== Dataset content ==

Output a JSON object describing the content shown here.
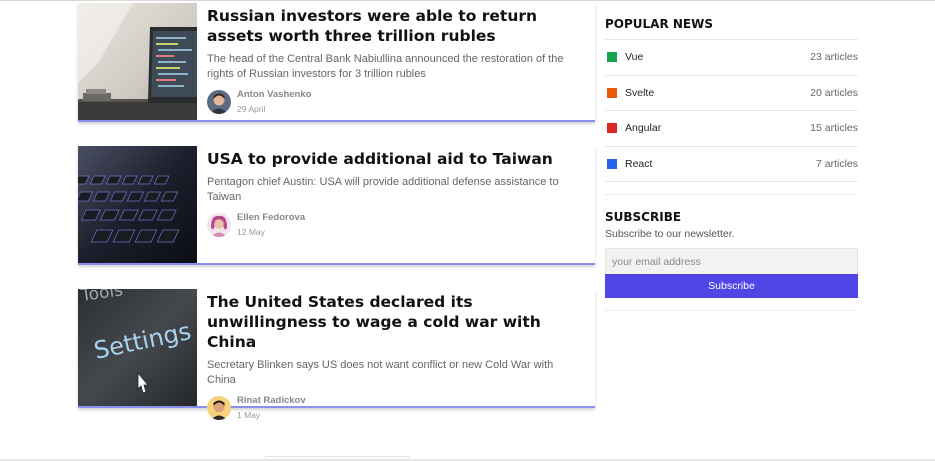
{
  "articles": [
    {
      "title": "Russian investors were able to return assets worth three trillion rubles",
      "excerpt": "The head of the Central Bank Nabiullina announced the restoration of the rights of Russian investors for 3 trillion rubles",
      "author": "Anton Vashenko",
      "date": "29 April",
      "image_icon": "laptop-photo"
    },
    {
      "title": "USA to provide additional aid to Taiwan",
      "excerpt": "Pentagon chief Austin: USA will provide additional defense assistance to Taiwan",
      "author": "Ellen Fedorova",
      "date": "12 May",
      "image_icon": "keyboard-photo"
    },
    {
      "title": "The United States declared its unwillingness to wage a cold war with China",
      "excerpt": "Secretary Blinken says US does not want conflict or new Cold War with China",
      "author": "Rinat Radickov",
      "date": "1 May",
      "image_icon": "settings-screen-photo",
      "image_text": {
        "top": "Tools",
        "main": "Settings"
      }
    }
  ],
  "sidebar": {
    "popular_title": "POPULAR NEWS",
    "categories": [
      {
        "name": "Vue",
        "count": "23 articles",
        "color": "#16a34a"
      },
      {
        "name": "Svelte",
        "count": "20 articles",
        "color": "#e8590c"
      },
      {
        "name": "Angular",
        "count": "15 articles",
        "color": "#dc2626"
      },
      {
        "name": "React",
        "count": "7 articles",
        "color": "#2563eb"
      }
    ],
    "subscribe_title": "SUBSCRIBE",
    "subscribe_desc": "Subscribe to our newsletter.",
    "email_placeholder": "your email address",
    "subscribe_button": "Subscribe"
  }
}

== Your objective ==
Copy the listing in full and without alteration, omitting every picture.

== Solution to this exercise ==
Output a JSON object describing the content shown here.
{
  "articles": [
    {
      "title": "Russian investors were able to return assets worth three trillion rubles",
      "excerpt": "The head of the Central Bank Nabiullina announced the restoration of the rights of Russian investors for 3 trillion rubles",
      "author": "Anton Vashenko",
      "date": "29 April",
      "image_icon": "laptop-photo"
    },
    {
      "title": "USA to provide additional aid to Taiwan",
      "excerpt": "Pentagon chief Austin: USA will provide additional defense assistance to Taiwan",
      "author": "Ellen Fedorova",
      "date": "12 May",
      "image_icon": "keyboard-photo"
    },
    {
      "title": "The United States declared its unwillingness to wage a cold war with China",
      "excerpt": "Secretary Blinken says US does not want conflict or new Cold War with China",
      "author": "Rinat Radickov",
      "date": "1 May",
      "image_icon": "settings-screen-photo",
      "image_text": {
        "top": "Tools",
        "main": "Settings"
      }
    }
  ],
  "sidebar": {
    "popular_title": "POPULAR NEWS",
    "categories": [
      {
        "name": "Vue",
        "count": "23 articles",
        "color": "#16a34a"
      },
      {
        "name": "Svelte",
        "count": "20 articles",
        "color": "#e8590c"
      },
      {
        "name": "Angular",
        "count": "15 articles",
        "color": "#dc2626"
      },
      {
        "name": "React",
        "count": "7 articles",
        "color": "#2563eb"
      }
    ],
    "subscribe_title": "SUBSCRIBE",
    "subscribe_desc": "Subscribe to our newsletter.",
    "email_placeholder": "your email address",
    "subscribe_button": "Subscribe"
  }
}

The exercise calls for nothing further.